Tasks to carry out —
a - Answer these questions using the interview about Propel and the Fresh EBT app:
(i) About how many times per month does the average monthly active user open the Fresh EBT app?
(ii) In what year did Jimmy Chen start Propel?
(iii) Through which program did he talk with low income people in New York City?
b - Write the next part of the interview about Propel and the Fresh EBT app, beginning after its final sentence.

Selected excerpt —
==================================================

Essentially the way that our app works, is that it is a replacement for calling that 1-800 number, instead you open up the Fresh EBT app, see your balance and transaction history, you get tools to set a budget, you get information about how and where to spend your benefits all inside the app like someone might expect from a modern financial product.

Now, when we think about the broader problem that we’re really excited to solve, it’s really using EBT and EBT balance as an on ramp towards broader financial health. How do we use this opportunity? So, the average monthly active user a Fresh EBT opens the app about 17 times per month.

Jennifer Tescher:
Wow.

Jimmy Chen:
How do we use those opportunities to engage someone in ways that they can save money, ways that they can make more money, in ways they can manage their financial assets, in ways they can manage their healthcare? How do we use it as a broader platform to help somebody who is using the social safety net to improve their overall financial health?

Jennifer Tescher:
So, before Propel you were in the Valley, you were at LinkedIn, you did a stint at Facebook. What led you to make the shift to Propel? And where did you come up with the idea for it?

Jimmy Chen:
Well, I was really fortunate to get to work at a lot of these tech companies that were building really great software. And they were building it with world class engineers and software people, to serve 10s of millions or hundreds of millions of people at the time.

But the thing that I got a little bit frustrated with, so, I was a product manager at Facebook where I led the Facebook groups team for a few years throughout the IPO and in sort of the growth period beyond that, that people at Facebook solve the problems that they understand. And the by and large technologies built by people of a certain set of demographics for those same people.

And then in 2014 when I started Propel, it was already clear that the proliferation of smartphones among every income segment in America was going to happen, and was already happening. And so, there were low income people, people using safety net programs like food stamps, who were using smartphones and apps very natively and very intuitively, but because they are much less likely to be tech entrepreneurs, there’s someone who is building software for those people.

And so, the idea for Propel came from really talking to low income folks in New York City through a great program called Blue Ridge Labs, where I got to spend a lot of time doing research and just talking to people about their lives and challenges. And learning about the food stamp program and how it is an incredibly important program, in that it is literally the thing that keeps families from starving in many cases. And in a country that has such wealth, it is a program that allows us to produce a real safety net for people to meet their basic needs.

==================================================

Document understanding data —
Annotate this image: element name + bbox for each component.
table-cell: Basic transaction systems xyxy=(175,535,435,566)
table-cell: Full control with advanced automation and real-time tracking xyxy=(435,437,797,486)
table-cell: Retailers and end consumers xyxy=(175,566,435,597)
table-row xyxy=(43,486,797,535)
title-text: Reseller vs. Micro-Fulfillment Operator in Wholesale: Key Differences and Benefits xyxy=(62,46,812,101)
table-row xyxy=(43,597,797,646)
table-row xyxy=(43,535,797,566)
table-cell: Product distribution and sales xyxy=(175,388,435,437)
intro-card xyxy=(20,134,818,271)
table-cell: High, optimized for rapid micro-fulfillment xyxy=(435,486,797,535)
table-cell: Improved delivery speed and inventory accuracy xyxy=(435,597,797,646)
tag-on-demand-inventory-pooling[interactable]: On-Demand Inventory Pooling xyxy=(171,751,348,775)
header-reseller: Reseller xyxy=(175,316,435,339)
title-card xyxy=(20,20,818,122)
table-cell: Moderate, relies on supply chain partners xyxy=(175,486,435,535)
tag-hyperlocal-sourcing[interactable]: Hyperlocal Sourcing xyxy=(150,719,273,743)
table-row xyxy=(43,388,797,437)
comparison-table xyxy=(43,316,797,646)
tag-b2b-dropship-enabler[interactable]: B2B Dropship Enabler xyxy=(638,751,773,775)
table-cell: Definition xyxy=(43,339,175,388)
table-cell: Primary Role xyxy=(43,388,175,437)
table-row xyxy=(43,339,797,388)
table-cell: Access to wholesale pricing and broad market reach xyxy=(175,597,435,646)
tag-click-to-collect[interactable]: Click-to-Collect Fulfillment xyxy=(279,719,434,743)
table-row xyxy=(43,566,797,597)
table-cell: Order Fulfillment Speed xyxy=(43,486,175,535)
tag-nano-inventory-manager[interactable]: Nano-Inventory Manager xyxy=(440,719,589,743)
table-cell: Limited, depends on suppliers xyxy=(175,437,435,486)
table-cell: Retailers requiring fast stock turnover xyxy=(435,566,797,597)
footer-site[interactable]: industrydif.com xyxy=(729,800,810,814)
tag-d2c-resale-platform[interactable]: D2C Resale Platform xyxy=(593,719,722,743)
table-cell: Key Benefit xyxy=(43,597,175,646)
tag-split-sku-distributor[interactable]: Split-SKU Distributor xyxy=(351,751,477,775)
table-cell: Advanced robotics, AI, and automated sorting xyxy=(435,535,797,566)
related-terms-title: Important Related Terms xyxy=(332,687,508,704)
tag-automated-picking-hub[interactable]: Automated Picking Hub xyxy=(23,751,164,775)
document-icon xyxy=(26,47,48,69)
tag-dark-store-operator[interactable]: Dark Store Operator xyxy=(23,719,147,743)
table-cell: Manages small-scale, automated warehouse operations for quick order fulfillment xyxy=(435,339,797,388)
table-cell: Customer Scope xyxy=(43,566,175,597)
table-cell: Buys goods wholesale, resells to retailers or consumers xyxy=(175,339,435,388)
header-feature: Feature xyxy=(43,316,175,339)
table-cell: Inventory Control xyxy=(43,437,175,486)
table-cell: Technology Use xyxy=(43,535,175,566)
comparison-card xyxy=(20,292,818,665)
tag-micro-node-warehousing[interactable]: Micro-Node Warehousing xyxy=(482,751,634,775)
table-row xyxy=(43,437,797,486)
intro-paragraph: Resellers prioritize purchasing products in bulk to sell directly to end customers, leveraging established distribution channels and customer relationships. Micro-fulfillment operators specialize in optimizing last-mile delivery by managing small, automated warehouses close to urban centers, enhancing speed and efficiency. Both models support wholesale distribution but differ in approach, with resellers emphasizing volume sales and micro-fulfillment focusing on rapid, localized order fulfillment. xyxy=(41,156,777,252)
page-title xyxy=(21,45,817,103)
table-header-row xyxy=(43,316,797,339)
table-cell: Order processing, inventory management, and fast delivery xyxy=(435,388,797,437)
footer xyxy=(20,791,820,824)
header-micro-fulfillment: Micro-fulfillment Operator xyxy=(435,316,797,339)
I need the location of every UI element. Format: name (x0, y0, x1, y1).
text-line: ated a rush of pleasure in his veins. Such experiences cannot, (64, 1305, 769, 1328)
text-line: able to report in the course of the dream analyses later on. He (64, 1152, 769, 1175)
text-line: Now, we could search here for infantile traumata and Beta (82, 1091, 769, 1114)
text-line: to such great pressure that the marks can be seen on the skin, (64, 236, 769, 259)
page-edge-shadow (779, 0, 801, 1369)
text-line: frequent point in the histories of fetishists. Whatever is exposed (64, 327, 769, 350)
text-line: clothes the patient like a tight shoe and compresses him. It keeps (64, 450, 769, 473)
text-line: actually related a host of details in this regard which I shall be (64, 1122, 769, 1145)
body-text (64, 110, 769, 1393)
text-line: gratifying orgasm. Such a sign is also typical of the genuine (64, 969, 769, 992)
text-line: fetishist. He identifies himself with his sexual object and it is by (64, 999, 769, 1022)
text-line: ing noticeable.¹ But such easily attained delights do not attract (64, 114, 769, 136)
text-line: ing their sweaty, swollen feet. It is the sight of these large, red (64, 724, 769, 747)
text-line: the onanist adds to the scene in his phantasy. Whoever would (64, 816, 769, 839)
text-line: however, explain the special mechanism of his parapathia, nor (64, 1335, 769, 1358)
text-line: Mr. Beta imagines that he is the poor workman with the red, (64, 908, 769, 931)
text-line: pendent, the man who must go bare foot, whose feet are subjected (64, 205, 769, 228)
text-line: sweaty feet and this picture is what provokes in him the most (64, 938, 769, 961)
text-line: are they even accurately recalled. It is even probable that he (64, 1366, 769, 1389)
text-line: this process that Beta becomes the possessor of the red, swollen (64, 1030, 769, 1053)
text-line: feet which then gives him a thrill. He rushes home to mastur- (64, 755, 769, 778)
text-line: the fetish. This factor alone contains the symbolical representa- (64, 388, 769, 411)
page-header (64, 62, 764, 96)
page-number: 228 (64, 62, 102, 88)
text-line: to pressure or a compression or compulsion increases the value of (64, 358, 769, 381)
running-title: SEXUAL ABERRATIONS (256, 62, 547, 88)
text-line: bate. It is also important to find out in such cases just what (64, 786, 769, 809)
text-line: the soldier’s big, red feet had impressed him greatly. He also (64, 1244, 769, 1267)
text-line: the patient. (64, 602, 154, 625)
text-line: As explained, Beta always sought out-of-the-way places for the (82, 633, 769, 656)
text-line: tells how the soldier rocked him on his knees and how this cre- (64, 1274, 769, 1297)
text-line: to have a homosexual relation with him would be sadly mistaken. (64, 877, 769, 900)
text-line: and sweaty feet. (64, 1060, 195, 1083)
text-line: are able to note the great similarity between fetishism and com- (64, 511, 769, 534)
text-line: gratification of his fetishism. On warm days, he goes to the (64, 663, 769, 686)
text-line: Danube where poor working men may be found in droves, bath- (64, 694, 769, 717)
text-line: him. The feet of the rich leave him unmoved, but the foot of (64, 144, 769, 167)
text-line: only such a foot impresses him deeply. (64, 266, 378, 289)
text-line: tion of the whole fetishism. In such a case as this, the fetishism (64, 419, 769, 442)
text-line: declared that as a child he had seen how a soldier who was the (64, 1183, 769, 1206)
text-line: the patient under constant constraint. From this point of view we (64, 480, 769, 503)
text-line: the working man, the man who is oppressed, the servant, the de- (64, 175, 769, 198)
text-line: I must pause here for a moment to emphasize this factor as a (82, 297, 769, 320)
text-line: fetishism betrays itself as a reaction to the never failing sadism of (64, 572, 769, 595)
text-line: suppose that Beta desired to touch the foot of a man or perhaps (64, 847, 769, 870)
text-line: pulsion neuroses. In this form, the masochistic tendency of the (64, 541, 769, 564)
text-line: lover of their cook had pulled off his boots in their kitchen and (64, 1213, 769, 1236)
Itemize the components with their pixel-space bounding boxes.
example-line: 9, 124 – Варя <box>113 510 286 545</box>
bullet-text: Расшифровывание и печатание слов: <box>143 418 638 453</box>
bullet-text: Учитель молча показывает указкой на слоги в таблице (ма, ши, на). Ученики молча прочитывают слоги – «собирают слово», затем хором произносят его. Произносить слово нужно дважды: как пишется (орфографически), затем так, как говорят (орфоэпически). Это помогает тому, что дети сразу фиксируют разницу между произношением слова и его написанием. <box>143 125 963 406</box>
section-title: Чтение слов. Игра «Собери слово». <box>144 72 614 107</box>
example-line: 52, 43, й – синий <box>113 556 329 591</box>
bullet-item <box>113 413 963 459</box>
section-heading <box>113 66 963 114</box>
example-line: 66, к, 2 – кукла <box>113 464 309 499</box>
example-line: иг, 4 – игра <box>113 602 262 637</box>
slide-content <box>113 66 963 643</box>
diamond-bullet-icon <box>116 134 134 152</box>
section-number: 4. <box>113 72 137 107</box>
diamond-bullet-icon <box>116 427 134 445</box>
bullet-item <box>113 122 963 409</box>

==================================================

Outputs in order —
a -
(i) About 17 times per month.
(ii) 2014.
(iii) Blue Ridge Labs.

b -
But the kind of software user experience of the program left a lot to be desired, right? The last mile of like, “What is it actually like to apply for food stamps? What is the website that I have to go to? What is the form I have to fill out? How do I check my balance?” Those are the types of things that I thought software actually could solve. And that were not seemingly being prioritized in the administration of the program.

Jennifer Tescher:
So, if I remember correctly, I’ve heard you tell a story about putting on the shoes of somebody who’s looking to apply for or be recertified for food stamps, and that part of your ideation process was literally going to a food stamp office and standing in line, and watch what people were doing. Can you talk a little bit more about that?

Jimmy Chen:
Yeah. I think there’s really no substitute for lived experience. And the next best thing is developing as much empathy as you can. And so, in the early days of the company what I did was, in addition to just talking to people about their lived experiences and learning more about the different challenges that they face being low income, I heard a few people tell me about the food stamp program.

In fact, the first time that it came up in a user interview, it was somebody who had to leave the interview early, she said, “I need to go to the food stamp office before it closes.” And so, I looked up like, “When does the food stamp office close?” Because she had said this to me at 2PM on a Tuesday, I was like, “Well, is she lying to me, what’s going on?”

And so, I went to the food stamp office myself, and the staff member there actually laughed at me because I got there at 3:30, and close to 5:00. She said, “You want to be seen in the same day, you need to come several hours before the office closes.”

And so, that led me down this path of like, I was trying to understand exactly what’s going on here. What is it like to stand in line at the food stamp office? Why are people doing this? And found that there are hundreds of people who are waiting in line to fill out a paper form and talk to a human caseworker. Most of them were asking the same questions. And as I watched people stand in line and wait for hours on end, most people were passing the time and had a smartphone in their hands.

And it just struck me as like the exact kind of thing that software is good at solving. Like, I don’t think software can in and of itself solve poverty, but I do think that it can make forms easier to use, I think it can reduce lines, it can make you not have to go into the office, all those types of things are things that software is inherently good at. And so, Propel has gone through many evolutions, but the original ethos still holds true of, this is the promise of software, this is the promise of technology to serve low income populations to take these experiences and make them better.

Jennifer Tescher:
Right. In fact, I think your first idea was, hey, let’s automate the process of applying for food stamps, right? We can put the form on a phone essentially, right? And speed that up. And as any startup experiences you go through lots of pivots as you’re looking for the best product market fit.

Tell us a little bit about why you pivoted from there to what you’re doing now, what was not doable about the application process?

Jimmy Chen:
You’re right. We started the company to work on a different but closely related problem. The problem of how do you apply for food stamps? And as you said, it was sort of the idea of trying to digitize the food stamp office.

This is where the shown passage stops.